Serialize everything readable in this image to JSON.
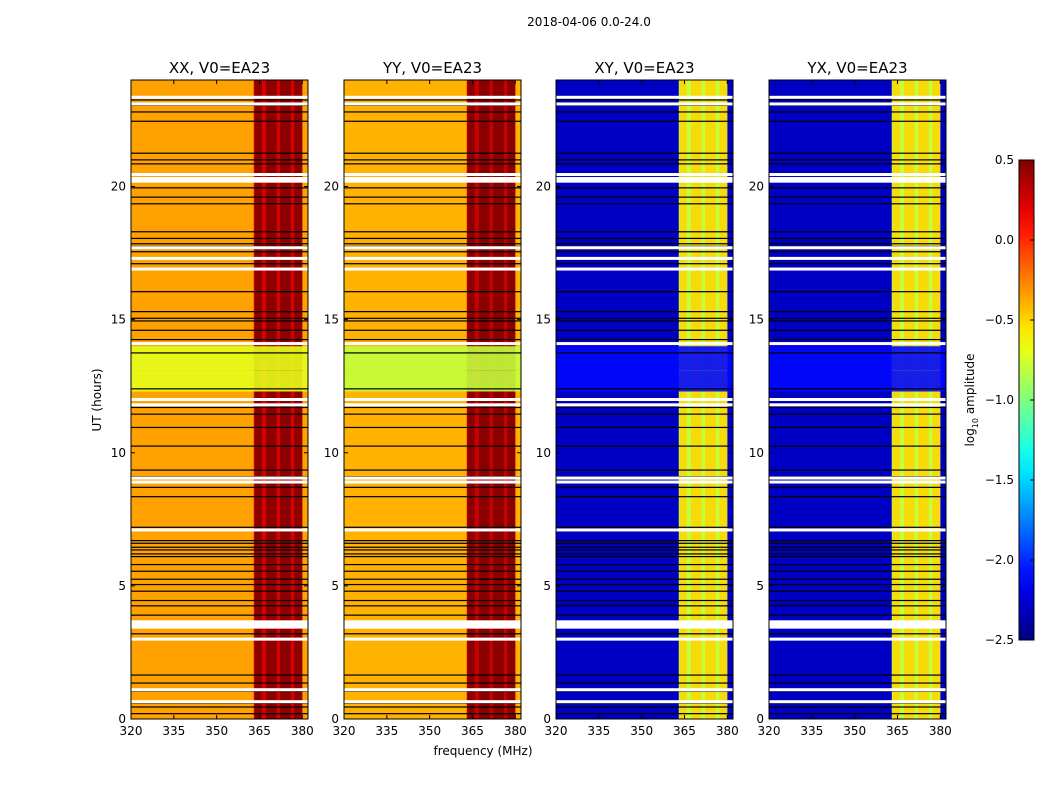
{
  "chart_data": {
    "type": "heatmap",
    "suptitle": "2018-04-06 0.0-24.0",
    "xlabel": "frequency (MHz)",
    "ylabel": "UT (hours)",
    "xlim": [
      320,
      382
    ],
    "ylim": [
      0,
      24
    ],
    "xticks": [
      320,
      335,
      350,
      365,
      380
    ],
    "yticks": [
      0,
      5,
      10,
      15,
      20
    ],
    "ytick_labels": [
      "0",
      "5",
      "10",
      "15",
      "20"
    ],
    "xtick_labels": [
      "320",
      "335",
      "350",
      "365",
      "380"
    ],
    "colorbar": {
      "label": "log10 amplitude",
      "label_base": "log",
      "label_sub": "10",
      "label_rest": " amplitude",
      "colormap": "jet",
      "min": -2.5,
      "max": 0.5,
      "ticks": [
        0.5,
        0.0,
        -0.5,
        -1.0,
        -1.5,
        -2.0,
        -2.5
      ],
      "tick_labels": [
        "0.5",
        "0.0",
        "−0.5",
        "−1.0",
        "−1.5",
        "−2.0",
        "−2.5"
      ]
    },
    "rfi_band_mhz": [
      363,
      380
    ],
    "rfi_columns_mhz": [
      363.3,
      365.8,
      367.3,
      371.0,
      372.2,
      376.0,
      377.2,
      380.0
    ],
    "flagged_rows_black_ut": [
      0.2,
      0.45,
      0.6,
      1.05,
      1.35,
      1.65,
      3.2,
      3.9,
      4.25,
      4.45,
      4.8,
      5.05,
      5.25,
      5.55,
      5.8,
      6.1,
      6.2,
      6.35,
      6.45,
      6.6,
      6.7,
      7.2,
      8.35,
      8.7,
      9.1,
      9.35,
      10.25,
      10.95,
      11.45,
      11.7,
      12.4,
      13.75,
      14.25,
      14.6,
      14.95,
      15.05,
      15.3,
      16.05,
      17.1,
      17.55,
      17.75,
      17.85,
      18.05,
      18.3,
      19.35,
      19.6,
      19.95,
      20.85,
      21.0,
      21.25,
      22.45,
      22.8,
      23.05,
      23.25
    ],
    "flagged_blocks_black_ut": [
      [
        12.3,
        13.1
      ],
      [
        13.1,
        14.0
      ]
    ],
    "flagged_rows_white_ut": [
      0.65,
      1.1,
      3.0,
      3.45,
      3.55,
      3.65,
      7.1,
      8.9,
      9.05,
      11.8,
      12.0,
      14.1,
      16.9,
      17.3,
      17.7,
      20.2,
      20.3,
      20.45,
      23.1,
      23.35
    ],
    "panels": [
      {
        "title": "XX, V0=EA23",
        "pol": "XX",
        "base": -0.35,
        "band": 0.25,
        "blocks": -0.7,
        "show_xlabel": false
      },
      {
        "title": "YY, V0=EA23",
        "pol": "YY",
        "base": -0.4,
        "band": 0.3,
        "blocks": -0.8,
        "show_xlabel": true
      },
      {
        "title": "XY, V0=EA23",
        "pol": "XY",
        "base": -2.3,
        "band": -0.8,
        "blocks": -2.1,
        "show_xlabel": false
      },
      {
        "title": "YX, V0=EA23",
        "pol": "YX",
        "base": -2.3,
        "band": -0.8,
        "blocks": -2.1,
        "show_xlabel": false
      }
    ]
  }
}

> [REQUEST]: Transcribe all entries above exactly. Drop the pictures.

> [EXERCISE ANSWER]:
Serialize everything readable in this image to JSON.
{
  "chart_data": {
    "type": "heatmap",
    "suptitle": "2018-04-06 0.0-24.0",
    "xlabel": "frequency (MHz)",
    "ylabel": "UT (hours)",
    "xlim": [
      320,
      382
    ],
    "ylim": [
      0,
      24
    ],
    "xticks": [
      320,
      335,
      350,
      365,
      380
    ],
    "yticks": [
      0,
      5,
      10,
      15,
      20
    ],
    "ytick_labels": [
      "0",
      "5",
      "10",
      "15",
      "20"
    ],
    "xtick_labels": [
      "320",
      "335",
      "350",
      "365",
      "380"
    ],
    "colorbar": {
      "label": "log10 amplitude",
      "label_base": "log",
      "label_sub": "10",
      "label_rest": " amplitude",
      "colormap": "jet",
      "min": -2.5,
      "max": 0.5,
      "ticks": [
        0.5,
        0.0,
        -0.5,
        -1.0,
        -1.5,
        -2.0,
        -2.5
      ],
      "tick_labels": [
        "0.5",
        "0.0",
        "−0.5",
        "−1.0",
        "−1.5",
        "−2.0",
        "−2.5"
      ]
    },
    "rfi_band_mhz": [
      363,
      380
    ],
    "rfi_columns_mhz": [
      363.3,
      365.8,
      367.3,
      371.0,
      372.2,
      376.0,
      377.2,
      380.0
    ],
    "flagged_rows_black_ut": [
      0.2,
      0.45,
      0.6,
      1.05,
      1.35,
      1.65,
      3.2,
      3.9,
      4.25,
      4.45,
      4.8,
      5.05,
      5.25,
      5.55,
      5.8,
      6.1,
      6.2,
      6.35,
      6.45,
      6.6,
      6.7,
      7.2,
      8.35,
      8.7,
      9.1,
      9.35,
      10.25,
      10.95,
      11.45,
      11.7,
      12.4,
      13.75,
      14.25,
      14.6,
      14.95,
      15.05,
      15.3,
      16.05,
      17.1,
      17.55,
      17.75,
      17.85,
      18.05,
      18.3,
      19.35,
      19.6,
      19.95,
      20.85,
      21.0,
      21.25,
      22.45,
      22.8,
      23.05,
      23.25
    ],
    "flagged_blocks_black_ut": [
      [
        12.3,
        13.1
      ],
      [
        13.1,
        14.0
      ]
    ],
    "flagged_rows_white_ut": [
      0.65,
      1.1,
      3.0,
      3.45,
      3.55,
      3.65,
      7.1,
      8.9,
      9.05,
      11.8,
      12.0,
      14.1,
      16.9,
      17.3,
      17.7,
      20.2,
      20.3,
      20.45,
      23.1,
      23.35
    ],
    "panels": [
      {
        "title": "XX, V0=EA23",
        "pol": "XX",
        "base": -0.35,
        "band": 0.25,
        "blocks": -0.7,
        "show_xlabel": false
      },
      {
        "title": "YY, V0=EA23",
        "pol": "YY",
        "base": -0.4,
        "band": 0.3,
        "blocks": -0.8,
        "show_xlabel": true
      },
      {
        "title": "XY, V0=EA23",
        "pol": "XY",
        "base": -2.3,
        "band": -0.8,
        "blocks": -2.1,
        "show_xlabel": false
      },
      {
        "title": "YX, V0=EA23",
        "pol": "YX",
        "base": -2.3,
        "band": -0.8,
        "blocks": -2.1,
        "show_xlabel": false
      }
    ]
  }
}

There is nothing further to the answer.